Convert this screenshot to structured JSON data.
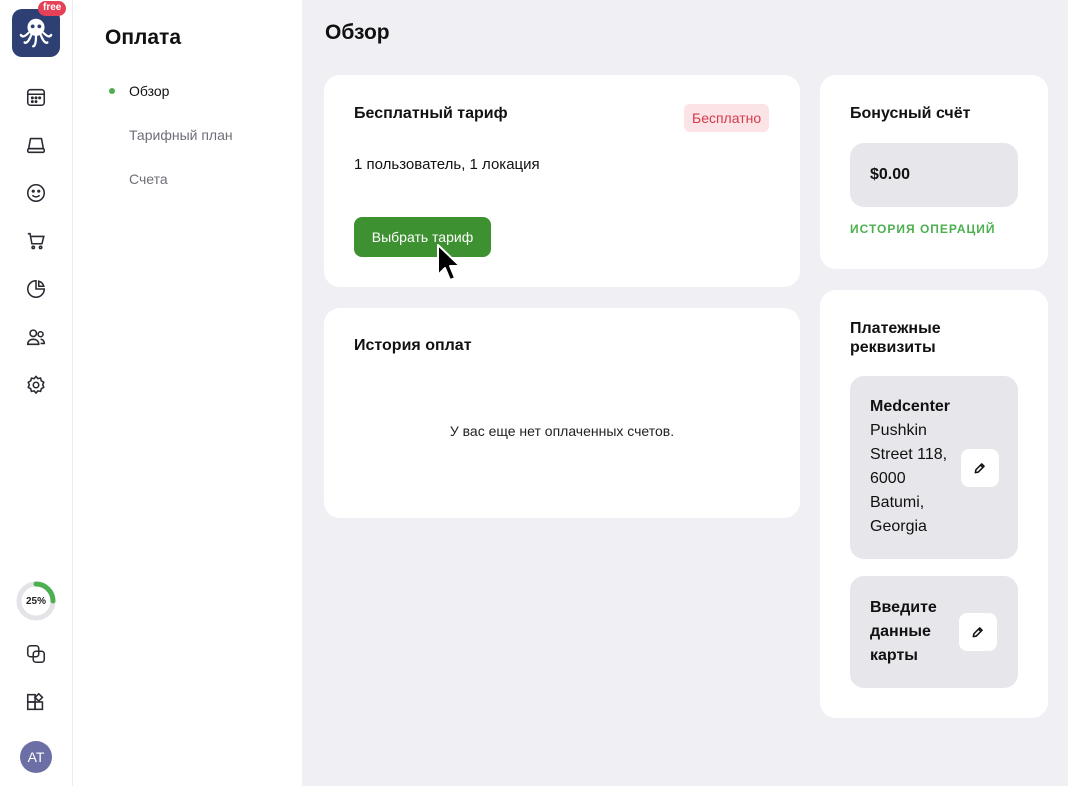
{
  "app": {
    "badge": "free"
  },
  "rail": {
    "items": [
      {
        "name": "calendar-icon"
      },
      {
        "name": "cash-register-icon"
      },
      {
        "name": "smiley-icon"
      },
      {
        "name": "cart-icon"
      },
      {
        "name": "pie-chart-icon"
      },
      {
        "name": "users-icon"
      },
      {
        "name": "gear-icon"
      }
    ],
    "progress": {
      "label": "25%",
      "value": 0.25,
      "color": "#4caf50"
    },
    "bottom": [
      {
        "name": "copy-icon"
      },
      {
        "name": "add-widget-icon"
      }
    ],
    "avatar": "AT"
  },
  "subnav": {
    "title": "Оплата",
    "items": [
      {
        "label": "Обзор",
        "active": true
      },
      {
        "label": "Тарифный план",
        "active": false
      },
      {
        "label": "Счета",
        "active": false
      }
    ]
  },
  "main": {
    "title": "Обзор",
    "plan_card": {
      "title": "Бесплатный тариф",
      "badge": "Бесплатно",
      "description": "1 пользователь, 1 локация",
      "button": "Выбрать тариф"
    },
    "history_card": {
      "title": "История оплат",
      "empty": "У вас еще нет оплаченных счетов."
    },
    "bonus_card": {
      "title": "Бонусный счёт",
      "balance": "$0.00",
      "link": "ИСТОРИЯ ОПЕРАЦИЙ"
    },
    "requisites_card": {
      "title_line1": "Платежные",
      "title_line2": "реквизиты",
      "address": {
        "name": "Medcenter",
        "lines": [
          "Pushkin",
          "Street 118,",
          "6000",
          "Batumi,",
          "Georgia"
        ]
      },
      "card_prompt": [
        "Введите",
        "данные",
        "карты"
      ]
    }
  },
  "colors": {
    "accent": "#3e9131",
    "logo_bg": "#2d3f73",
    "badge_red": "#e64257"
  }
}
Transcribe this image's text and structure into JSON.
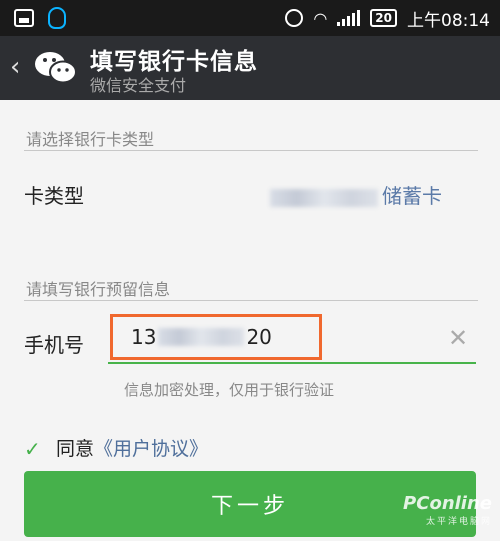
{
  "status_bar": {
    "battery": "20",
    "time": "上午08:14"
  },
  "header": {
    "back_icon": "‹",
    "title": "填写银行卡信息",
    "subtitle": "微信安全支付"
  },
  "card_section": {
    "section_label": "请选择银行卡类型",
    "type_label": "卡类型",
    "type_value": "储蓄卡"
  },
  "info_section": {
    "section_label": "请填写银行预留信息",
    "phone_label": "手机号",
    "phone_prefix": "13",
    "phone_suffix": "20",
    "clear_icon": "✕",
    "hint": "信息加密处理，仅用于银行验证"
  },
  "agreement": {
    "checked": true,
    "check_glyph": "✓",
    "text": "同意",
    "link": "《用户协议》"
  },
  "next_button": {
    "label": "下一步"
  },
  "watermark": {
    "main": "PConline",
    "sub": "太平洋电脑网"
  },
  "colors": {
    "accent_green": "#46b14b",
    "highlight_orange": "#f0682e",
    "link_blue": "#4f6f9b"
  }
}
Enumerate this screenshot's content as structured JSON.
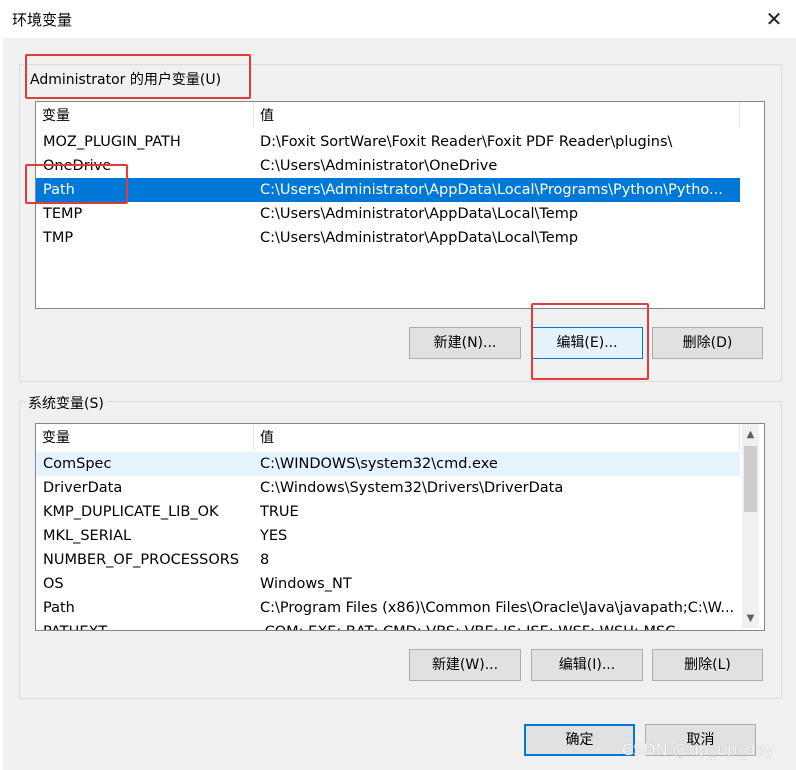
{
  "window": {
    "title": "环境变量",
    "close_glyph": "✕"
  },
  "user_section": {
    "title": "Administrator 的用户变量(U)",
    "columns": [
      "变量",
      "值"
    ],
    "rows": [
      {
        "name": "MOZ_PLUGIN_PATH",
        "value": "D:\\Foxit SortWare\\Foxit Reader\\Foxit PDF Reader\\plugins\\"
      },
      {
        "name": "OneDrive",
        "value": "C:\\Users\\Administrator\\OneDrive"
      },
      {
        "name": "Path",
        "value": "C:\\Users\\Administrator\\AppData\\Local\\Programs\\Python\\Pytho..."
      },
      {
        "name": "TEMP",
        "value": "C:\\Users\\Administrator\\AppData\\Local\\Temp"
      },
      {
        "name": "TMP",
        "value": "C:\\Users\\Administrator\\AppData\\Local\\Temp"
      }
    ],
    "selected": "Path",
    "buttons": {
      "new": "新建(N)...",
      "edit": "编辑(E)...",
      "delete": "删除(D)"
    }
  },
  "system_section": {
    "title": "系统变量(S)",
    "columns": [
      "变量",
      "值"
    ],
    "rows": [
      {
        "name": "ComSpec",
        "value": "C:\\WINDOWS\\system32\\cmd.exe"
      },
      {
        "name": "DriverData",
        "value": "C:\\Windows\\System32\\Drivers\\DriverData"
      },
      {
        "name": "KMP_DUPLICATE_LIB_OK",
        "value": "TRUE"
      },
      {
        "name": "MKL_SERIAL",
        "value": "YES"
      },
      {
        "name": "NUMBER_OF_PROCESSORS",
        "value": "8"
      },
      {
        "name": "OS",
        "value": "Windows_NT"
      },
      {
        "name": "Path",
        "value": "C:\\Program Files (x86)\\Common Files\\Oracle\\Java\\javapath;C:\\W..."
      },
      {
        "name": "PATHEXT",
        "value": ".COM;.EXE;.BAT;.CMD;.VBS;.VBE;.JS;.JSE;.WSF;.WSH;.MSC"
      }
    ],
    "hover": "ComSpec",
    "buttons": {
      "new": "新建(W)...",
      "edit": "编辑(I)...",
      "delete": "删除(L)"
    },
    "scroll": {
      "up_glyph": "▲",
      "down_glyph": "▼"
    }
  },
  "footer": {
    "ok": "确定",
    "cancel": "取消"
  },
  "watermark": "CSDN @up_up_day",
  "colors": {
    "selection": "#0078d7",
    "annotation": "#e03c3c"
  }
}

***

Omit the pictures. Output every record above word for word.

**Task result**
Convert this screenshot to structured JSON data.
{
  "app": {
    "badge": "free"
  },
  "rail": {
    "items": [
      {
        "name": "calendar-icon"
      },
      {
        "name": "cash-register-icon"
      },
      {
        "name": "smiley-icon"
      },
      {
        "name": "cart-icon"
      },
      {
        "name": "pie-chart-icon"
      },
      {
        "name": "users-icon"
      },
      {
        "name": "gear-icon"
      }
    ],
    "progress": {
      "label": "25%",
      "value": 0.25,
      "color": "#4caf50"
    },
    "bottom": [
      {
        "name": "copy-icon"
      },
      {
        "name": "add-widget-icon"
      }
    ],
    "avatar": "AT"
  },
  "subnav": {
    "title": "Оплата",
    "items": [
      {
        "label": "Обзор",
        "active": true
      },
      {
        "label": "Тарифный план",
        "active": false
      },
      {
        "label": "Счета",
        "active": false
      }
    ]
  },
  "main": {
    "title": "Обзор",
    "plan_card": {
      "title": "Бесплатный тариф",
      "badge": "Бесплатно",
      "description": "1 пользователь, 1 локация",
      "button": "Выбрать тариф"
    },
    "history_card": {
      "title": "История оплат",
      "empty": "У вас еще нет оплаченных счетов."
    },
    "bonus_card": {
      "title": "Бонусный счёт",
      "balance": "$0.00",
      "link": "ИСТОРИЯ ОПЕРАЦИЙ"
    },
    "requisites_card": {
      "title_line1": "Платежные",
      "title_line2": "реквизиты",
      "address": {
        "name": "Medcenter",
        "lines": [
          "Pushkin",
          "Street 118,",
          "6000",
          "Batumi,",
          "Georgia"
        ]
      },
      "card_prompt": [
        "Введите",
        "данные",
        "карты"
      ]
    }
  },
  "colors": {
    "accent": "#3e9131",
    "logo_bg": "#2d3f73",
    "badge_red": "#e64257"
  }
}
Transcribe this image's text and structure into JSON.
{
  "status_bar": {
    "battery": "20",
    "time": "上午08:14"
  },
  "header": {
    "back_icon": "‹",
    "title": "填写银行卡信息",
    "subtitle": "微信安全支付"
  },
  "card_section": {
    "section_label": "请选择银行卡类型",
    "type_label": "卡类型",
    "type_value": "储蓄卡"
  },
  "info_section": {
    "section_label": "请填写银行预留信息",
    "phone_label": "手机号",
    "phone_prefix": "13",
    "phone_suffix": "20",
    "clear_icon": "✕",
    "hint": "信息加密处理，仅用于银行验证"
  },
  "agreement": {
    "checked": true,
    "check_glyph": "✓",
    "text": "同意",
    "link": "《用户协议》"
  },
  "next_button": {
    "label": "下一步"
  },
  "watermark": {
    "main": "PConline",
    "sub": "太平洋电脑网"
  },
  "colors": {
    "accent_green": "#46b14b",
    "highlight_orange": "#f0682e",
    "link_blue": "#4f6f9b"
  }
}
Enumerate this screenshot's content as structured JSON.
{
  "window": {
    "title": "环境变量",
    "close_glyph": "✕"
  },
  "user_section": {
    "title": "Administrator 的用户变量(U)",
    "columns": [
      "变量",
      "值"
    ],
    "rows": [
      {
        "name": "MOZ_PLUGIN_PATH",
        "value": "D:\\Foxit SortWare\\Foxit Reader\\Foxit PDF Reader\\plugins\\"
      },
      {
        "name": "OneDrive",
        "value": "C:\\Users\\Administrator\\OneDrive"
      },
      {
        "name": "Path",
        "value": "C:\\Users\\Administrator\\AppData\\Local\\Programs\\Python\\Pytho..."
      },
      {
        "name": "TEMP",
        "value": "C:\\Users\\Administrator\\AppData\\Local\\Temp"
      },
      {
        "name": "TMP",
        "value": "C:\\Users\\Administrator\\AppData\\Local\\Temp"
      }
    ],
    "selected": "Path",
    "buttons": {
      "new": "新建(N)...",
      "edit": "编辑(E)...",
      "delete": "删除(D)"
    }
  },
  "system_section": {
    "title": "系统变量(S)",
    "columns": [
      "变量",
      "值"
    ],
    "rows": [
      {
        "name": "ComSpec",
        "value": "C:\\WINDOWS\\system32\\cmd.exe"
      },
      {
        "name": "DriverData",
        "value": "C:\\Windows\\System32\\Drivers\\DriverData"
      },
      {
        "name": "KMP_DUPLICATE_LIB_OK",
        "value": "TRUE"
      },
      {
        "name": "MKL_SERIAL",
        "value": "YES"
      },
      {
        "name": "NUMBER_OF_PROCESSORS",
        "value": "8"
      },
      {
        "name": "OS",
        "value": "Windows_NT"
      },
      {
        "name": "Path",
        "value": "C:\\Program Files (x86)\\Common Files\\Oracle\\Java\\javapath;C:\\W..."
      },
      {
        "name": "PATHEXT",
        "value": ".COM;.EXE;.BAT;.CMD;.VBS;.VBE;.JS;.JSE;.WSF;.WSH;.MSC"
      }
    ],
    "hover": "ComSpec",
    "buttons": {
      "new": "新建(W)...",
      "edit": "编辑(I)...",
      "delete": "删除(L)"
    },
    "scroll": {
      "up_glyph": "▲",
      "down_glyph": "▼"
    }
  },
  "footer": {
    "ok": "确定",
    "cancel": "取消"
  },
  "watermark": "CSDN @up_up_day",
  "colors": {
    "selection": "#0078d7",
    "annotation": "#e03c3c"
  }
}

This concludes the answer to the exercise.